----- Records shown -----

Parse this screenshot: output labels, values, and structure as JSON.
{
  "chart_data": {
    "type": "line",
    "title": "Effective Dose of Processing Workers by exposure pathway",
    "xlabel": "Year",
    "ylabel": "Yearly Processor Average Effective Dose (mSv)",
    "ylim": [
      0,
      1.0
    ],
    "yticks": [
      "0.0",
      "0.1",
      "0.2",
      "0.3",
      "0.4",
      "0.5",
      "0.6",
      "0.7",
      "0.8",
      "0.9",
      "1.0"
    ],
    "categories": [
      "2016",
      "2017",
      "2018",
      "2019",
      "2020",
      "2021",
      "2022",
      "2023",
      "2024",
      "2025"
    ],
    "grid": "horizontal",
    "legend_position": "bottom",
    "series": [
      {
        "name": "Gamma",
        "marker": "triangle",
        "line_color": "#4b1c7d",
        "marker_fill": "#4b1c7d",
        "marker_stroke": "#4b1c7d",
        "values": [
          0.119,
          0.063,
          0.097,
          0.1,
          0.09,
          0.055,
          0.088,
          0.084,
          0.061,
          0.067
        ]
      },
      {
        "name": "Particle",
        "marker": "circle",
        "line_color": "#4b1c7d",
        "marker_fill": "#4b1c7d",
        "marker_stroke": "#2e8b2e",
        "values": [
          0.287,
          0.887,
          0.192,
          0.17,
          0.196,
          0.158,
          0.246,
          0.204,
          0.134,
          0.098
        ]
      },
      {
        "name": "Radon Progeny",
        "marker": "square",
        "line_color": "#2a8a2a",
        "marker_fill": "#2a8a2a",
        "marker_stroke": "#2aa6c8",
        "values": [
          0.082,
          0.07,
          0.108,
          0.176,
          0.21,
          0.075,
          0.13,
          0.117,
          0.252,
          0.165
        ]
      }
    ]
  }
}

-----

## [The request]
Identify each line in the entries with the word "Effective" and copy it.

## [Written answer]
    "title": "Effective Dose of Processing Workers by exposure pathway",
    "ylabel": "Yearly Processor Average Effective Dose (mSv)",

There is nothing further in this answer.